WORK TO COMPLETE: Copy out all lines with the word "Feuerwehrkommandant" in them.

Dataset entries:
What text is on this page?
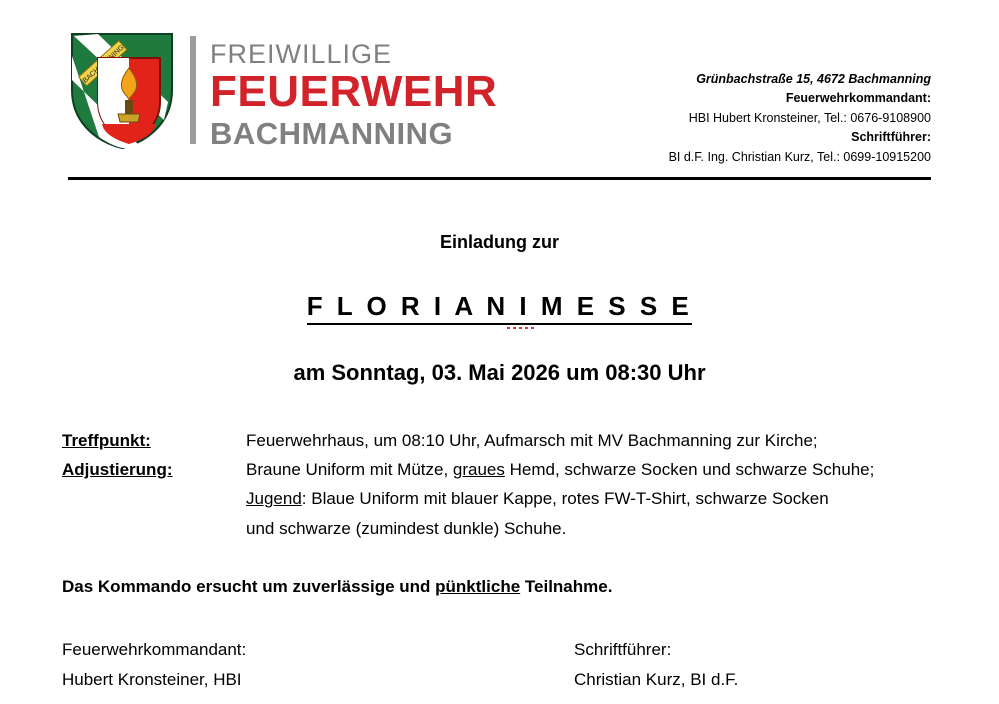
FREIWILLIGE
FEUERWEHR
BACHMANNING
Grünbachstraße 15, 4672 Bachmanning
Feuerwehrkommandant:
HBI Hubert Kronsteiner, Tel.: 0676-9108900
Schriftführer:
BI d.F. Ing. Christian Kurz, Tel.: 0699-10915200
Einladung zur
F L O R I A N I M E S S E
am Sonntag, 03. Mai 2026 um 08:30 Uhr
Treffpunkt:	Feuerwehrhaus, um 08:10 Uhr, Aufmarsch mit MV Bachmanning zur Kirche;
Adjustierung:	Braune Uniform mit Mütze, graues Hemd, schwarze Socken und schwarze Schuhe;
Jugend: Blaue Uniform mit blauer Kappe, rotes FW-T-Shirt, schwarze Socken
und schwarze (zumindest dunkle) Schuhe.
Das Kommando ersucht um zuverlässige und pünktliche Teilnahme.
Feuerwehrkommandant:	Schriftführer:
Hubert Kronsteiner, HBI	Christian Kurz, BI d.F.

THE OUTPUT:
Feuerwehrkommandant:
Feuerwehrkommandant:	Schriftführer:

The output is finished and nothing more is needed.